**Instruction**
Which lines below contain the word "door" with the same capitalization? Copy each of them in full.
** START **
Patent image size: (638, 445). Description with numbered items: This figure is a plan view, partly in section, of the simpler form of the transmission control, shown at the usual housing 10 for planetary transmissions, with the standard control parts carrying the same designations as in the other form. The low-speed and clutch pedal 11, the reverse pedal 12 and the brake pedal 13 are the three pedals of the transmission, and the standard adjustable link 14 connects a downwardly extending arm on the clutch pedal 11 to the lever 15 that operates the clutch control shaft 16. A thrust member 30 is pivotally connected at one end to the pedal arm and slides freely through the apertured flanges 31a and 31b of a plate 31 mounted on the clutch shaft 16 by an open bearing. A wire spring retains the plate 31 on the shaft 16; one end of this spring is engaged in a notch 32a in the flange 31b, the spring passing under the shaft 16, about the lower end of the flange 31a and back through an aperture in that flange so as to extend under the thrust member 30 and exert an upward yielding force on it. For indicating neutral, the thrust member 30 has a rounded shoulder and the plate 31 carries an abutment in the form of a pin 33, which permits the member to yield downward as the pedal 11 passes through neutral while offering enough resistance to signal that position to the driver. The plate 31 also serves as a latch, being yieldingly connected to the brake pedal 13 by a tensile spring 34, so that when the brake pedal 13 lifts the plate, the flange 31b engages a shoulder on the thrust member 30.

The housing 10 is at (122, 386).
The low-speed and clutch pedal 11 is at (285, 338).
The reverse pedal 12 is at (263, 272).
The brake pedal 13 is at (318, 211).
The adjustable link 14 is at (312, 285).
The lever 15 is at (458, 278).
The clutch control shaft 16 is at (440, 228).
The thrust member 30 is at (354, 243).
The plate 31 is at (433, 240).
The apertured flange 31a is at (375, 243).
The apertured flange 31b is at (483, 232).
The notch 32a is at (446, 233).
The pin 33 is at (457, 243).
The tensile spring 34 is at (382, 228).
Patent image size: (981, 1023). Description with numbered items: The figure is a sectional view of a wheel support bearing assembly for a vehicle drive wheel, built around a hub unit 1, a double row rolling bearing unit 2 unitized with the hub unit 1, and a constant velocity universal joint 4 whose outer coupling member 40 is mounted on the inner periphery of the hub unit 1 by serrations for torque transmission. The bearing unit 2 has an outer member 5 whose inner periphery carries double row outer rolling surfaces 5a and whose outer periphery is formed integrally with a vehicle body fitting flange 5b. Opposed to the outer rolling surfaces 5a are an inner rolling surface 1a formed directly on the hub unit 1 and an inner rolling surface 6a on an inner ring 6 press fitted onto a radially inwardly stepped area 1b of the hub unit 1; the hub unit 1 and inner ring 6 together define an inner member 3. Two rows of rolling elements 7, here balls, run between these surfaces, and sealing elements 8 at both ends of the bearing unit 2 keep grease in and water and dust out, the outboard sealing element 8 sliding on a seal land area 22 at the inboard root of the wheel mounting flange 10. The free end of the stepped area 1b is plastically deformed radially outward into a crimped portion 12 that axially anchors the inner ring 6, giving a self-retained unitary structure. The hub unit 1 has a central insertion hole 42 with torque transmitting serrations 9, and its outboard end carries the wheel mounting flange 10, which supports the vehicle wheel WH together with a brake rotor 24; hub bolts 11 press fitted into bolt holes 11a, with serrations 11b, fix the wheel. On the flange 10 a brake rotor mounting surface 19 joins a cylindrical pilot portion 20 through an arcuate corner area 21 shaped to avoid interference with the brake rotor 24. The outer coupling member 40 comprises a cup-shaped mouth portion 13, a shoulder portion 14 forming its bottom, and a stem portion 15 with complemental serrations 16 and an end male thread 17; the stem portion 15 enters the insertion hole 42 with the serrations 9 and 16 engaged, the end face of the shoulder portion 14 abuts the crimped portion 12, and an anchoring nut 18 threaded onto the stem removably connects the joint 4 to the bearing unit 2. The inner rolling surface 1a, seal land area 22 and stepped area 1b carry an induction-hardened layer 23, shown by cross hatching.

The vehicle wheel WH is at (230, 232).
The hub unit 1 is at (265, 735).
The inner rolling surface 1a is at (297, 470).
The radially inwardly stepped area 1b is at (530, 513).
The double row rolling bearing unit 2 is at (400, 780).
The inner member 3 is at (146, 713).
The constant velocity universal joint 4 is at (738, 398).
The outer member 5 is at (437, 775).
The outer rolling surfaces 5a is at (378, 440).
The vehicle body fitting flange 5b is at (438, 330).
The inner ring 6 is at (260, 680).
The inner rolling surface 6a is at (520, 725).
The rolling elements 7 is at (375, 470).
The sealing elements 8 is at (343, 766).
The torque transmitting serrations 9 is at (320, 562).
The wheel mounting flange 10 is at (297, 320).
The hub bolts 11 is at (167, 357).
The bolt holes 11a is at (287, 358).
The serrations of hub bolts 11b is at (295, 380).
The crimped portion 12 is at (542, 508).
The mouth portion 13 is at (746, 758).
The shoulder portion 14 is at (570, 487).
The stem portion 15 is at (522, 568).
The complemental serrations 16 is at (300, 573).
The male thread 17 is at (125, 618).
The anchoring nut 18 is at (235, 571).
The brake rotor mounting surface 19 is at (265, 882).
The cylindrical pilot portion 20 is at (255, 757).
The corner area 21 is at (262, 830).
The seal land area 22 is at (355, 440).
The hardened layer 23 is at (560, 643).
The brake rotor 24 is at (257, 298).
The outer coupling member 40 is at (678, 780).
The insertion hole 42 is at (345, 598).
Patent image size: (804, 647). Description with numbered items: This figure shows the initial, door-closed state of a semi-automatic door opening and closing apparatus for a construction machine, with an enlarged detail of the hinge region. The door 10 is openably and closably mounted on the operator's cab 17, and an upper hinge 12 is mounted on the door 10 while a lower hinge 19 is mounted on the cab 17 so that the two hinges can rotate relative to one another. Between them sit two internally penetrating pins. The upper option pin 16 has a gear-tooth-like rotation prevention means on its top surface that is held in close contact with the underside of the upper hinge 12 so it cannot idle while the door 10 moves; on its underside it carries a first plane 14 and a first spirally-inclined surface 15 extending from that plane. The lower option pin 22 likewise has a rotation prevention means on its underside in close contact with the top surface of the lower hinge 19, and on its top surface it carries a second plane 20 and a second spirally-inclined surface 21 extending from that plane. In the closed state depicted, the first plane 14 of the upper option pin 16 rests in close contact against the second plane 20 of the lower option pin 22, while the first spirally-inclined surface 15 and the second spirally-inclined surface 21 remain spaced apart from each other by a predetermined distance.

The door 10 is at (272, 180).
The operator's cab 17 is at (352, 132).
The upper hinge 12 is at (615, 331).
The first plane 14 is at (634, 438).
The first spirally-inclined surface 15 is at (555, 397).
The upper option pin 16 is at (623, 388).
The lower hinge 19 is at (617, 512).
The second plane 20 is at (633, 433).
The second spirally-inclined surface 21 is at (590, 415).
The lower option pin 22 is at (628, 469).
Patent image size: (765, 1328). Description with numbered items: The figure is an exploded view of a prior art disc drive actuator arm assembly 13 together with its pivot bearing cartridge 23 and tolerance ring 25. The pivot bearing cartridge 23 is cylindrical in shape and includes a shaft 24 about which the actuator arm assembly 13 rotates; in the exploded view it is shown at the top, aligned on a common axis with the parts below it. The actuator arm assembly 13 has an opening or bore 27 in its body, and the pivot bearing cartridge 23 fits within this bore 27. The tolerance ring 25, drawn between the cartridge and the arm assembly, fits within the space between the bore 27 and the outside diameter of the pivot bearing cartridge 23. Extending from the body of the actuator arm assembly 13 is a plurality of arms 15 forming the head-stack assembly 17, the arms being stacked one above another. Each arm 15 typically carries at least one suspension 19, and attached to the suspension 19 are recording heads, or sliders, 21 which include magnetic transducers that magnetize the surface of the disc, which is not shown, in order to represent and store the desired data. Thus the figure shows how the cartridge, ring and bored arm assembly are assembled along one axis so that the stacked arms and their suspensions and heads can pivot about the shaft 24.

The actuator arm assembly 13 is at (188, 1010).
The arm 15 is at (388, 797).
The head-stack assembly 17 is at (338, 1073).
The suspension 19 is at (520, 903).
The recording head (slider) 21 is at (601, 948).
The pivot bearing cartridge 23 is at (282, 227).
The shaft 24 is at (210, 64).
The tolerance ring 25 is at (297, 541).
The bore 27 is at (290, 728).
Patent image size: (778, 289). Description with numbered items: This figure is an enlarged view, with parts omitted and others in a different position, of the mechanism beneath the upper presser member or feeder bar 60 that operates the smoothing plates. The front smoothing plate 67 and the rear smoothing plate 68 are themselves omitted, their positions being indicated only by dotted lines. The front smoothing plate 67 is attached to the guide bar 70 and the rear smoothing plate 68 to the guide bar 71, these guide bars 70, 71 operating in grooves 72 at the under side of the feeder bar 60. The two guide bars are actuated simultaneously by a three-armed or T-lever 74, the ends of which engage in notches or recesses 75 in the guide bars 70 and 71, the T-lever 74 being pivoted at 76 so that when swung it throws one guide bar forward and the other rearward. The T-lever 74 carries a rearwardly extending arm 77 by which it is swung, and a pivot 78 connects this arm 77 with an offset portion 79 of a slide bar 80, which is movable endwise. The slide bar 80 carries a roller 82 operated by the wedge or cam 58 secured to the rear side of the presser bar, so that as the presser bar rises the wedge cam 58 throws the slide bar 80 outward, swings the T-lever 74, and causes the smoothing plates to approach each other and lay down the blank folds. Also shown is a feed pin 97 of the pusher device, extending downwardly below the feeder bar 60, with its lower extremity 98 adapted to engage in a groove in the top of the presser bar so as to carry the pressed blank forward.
** END **
**Completed exercise**
Patent image size: (804, 647). Description with numbered items: This figure shows the initial, door-closed state of a semi-automatic door opening and closing apparatus for a construction machine, with an enlarged detail of the hinge region. The door 10 is openably and closably mounted on the operator's cab 17, and an upper hinge 12 is mounted on the door 10 while a lower hinge 19 is mounted on the cab 17 so that the two hinges can rotate relative to one another. Between them sit two internally penetrating pins. The upper option pin 16 has a gear-tooth-like rotation prevention means on its top surface that is held in close contact with the underside of the upper hinge 12 so it cannot idle while the door 10 moves; on its underside it carries a first plane 14 and a first spirally-inclined surface 15 extending from that plane. The lower option pin 22 likewise has a rotation prevention means on its underside in close contact with the top surface of the lower hinge 19, and on its top surface it carries a second plane 20 and a second spirally-inclined surface 21 extending from that plane. In the closed state depicted, the first plane 14 of the upper option pin 16 rests in close contact against the second plane 20 of the lower option pin 22, while the first spirally-inclined surface 15 and the second spirally-inclined surface 21 remain spaced apart from each other by a predetermined distance.
The door 10 is at (272, 180).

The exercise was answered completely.